─── Stored data ───
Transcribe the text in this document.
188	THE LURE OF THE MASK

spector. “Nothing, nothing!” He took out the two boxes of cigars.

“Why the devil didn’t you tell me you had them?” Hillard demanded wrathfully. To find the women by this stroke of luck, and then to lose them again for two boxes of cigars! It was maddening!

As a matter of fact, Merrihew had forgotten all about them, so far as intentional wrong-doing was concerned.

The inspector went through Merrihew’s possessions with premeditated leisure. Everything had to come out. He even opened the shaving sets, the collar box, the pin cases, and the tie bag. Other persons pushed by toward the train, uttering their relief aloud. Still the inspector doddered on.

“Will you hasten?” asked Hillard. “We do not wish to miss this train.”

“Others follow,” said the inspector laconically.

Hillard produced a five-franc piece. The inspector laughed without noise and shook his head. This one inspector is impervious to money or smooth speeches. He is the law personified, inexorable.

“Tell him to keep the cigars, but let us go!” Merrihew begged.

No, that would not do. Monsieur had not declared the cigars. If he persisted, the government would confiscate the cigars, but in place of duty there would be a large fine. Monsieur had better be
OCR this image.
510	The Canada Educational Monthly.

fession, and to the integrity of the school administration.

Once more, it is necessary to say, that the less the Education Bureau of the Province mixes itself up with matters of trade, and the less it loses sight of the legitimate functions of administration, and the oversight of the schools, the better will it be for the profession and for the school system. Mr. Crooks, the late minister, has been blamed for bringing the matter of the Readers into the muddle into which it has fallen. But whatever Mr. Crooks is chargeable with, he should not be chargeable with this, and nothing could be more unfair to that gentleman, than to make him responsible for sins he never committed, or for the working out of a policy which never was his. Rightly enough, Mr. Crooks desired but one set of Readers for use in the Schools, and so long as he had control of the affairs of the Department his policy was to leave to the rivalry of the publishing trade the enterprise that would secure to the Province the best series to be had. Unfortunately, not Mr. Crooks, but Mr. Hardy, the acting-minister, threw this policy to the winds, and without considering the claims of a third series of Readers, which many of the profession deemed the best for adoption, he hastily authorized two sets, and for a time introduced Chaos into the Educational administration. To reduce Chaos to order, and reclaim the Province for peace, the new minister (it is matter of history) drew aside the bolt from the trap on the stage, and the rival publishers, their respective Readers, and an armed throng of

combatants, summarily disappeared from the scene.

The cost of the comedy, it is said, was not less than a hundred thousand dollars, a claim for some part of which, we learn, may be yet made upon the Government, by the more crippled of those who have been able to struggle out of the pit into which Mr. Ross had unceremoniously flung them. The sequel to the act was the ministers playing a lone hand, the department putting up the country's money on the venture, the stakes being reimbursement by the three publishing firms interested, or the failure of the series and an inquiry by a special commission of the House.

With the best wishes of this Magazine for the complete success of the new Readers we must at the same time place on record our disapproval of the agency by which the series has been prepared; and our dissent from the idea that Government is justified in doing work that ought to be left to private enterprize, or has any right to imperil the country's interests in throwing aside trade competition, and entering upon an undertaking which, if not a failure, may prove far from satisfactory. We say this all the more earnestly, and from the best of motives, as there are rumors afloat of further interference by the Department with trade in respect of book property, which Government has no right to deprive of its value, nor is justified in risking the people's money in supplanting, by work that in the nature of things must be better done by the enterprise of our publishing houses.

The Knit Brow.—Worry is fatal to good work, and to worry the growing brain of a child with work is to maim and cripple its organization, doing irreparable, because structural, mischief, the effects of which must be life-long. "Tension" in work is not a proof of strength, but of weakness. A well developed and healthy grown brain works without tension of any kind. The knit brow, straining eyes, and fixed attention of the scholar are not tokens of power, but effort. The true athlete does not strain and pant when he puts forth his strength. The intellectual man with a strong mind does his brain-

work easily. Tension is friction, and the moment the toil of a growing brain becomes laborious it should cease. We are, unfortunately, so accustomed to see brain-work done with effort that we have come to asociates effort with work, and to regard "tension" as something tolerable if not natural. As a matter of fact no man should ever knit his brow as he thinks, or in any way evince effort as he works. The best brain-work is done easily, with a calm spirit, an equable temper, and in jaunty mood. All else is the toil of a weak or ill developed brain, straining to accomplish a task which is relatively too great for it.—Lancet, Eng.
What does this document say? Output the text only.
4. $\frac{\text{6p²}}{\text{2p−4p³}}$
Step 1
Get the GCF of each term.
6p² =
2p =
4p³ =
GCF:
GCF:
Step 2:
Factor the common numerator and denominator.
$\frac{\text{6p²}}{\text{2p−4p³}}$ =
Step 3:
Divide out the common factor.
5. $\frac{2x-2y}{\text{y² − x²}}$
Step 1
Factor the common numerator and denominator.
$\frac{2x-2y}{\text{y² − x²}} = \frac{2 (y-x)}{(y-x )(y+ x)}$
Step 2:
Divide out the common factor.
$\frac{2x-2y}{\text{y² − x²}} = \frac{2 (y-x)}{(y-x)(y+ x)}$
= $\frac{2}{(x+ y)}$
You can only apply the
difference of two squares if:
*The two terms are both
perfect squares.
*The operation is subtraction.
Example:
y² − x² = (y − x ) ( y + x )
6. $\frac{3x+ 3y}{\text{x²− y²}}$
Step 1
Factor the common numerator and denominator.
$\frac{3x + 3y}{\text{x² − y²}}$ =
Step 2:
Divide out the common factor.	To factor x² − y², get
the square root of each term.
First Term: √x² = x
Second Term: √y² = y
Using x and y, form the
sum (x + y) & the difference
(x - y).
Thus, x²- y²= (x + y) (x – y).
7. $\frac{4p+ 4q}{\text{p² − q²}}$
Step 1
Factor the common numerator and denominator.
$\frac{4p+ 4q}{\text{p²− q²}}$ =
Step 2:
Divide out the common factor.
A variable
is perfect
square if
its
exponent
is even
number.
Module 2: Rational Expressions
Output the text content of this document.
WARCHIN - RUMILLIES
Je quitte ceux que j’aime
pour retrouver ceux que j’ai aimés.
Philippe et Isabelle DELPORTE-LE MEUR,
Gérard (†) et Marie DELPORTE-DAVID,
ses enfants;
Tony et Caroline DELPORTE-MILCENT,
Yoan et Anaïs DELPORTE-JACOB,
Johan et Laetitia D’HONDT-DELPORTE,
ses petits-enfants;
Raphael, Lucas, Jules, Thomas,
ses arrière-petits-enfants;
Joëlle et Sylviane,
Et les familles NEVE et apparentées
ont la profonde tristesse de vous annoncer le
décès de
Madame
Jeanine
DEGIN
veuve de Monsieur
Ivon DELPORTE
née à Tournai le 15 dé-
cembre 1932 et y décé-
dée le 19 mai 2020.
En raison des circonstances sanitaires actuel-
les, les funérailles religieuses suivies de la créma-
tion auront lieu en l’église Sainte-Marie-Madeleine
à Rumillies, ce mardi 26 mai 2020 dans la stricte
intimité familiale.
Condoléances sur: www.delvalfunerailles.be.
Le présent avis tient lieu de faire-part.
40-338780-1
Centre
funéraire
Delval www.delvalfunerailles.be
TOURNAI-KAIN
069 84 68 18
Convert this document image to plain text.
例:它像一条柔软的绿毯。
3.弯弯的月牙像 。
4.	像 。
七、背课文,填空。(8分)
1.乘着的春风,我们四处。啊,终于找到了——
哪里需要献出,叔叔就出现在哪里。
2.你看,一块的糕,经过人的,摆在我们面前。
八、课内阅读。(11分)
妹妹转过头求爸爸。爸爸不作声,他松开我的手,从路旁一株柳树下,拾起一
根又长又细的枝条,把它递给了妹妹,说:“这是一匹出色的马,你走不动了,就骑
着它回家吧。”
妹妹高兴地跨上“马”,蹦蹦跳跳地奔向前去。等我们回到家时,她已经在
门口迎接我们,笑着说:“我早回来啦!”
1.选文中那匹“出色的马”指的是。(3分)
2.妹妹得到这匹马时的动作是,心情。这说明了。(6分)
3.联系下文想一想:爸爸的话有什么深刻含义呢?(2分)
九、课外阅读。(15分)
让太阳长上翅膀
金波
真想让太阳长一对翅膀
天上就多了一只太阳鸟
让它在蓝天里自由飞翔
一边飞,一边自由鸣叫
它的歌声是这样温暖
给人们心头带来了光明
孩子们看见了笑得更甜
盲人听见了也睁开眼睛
───
Restate word for word the lines from the one holding "Convert this document image to plain text." to the end of the listing, both ends included, and nothing more.

Convert this document image to plain text.
例:它像一条柔软的绿毯。
3.弯弯的月牙像 。
4.	像 。
七、背课文,填空。(8分)
1.乘着的春风,我们四处。啊,终于找到了——
哪里需要献出,叔叔就出现在哪里。
2.你看,一块的糕,经过人的,摆在我们面前。
八、课内阅读。(11分)
妹妹转过头求爸爸。爸爸不作声,他松开我的手,从路旁一株柳树下,拾起一
根又长又细的枝条,把它递给了妹妹,说:“这是一匹出色的马,你走不动了,就骑
着它回家吧。”
妹妹高兴地跨上“马”,蹦蹦跳跳地奔向前去。等我们回到家时,她已经在
门口迎接我们,笑着说:“我早回来啦!”
1.选文中那匹“出色的马”指的是。(3分)
2.妹妹得到这匹马时的动作是,心情。这说明了。(6分)
3.联系下文想一想:爸爸的话有什么深刻含义呢?(2分)
九、课外阅读。(15分)
让太阳长上翅膀
金波
真想让太阳长一对翅膀
天上就多了一只太阳鸟
让它在蓝天里自由飞翔
一边飞,一边自由鸣叫
它的歌声是这样温暖
给人们心头带来了光明
孩子们看见了笑得更甜
盲人听见了也睁开眼睛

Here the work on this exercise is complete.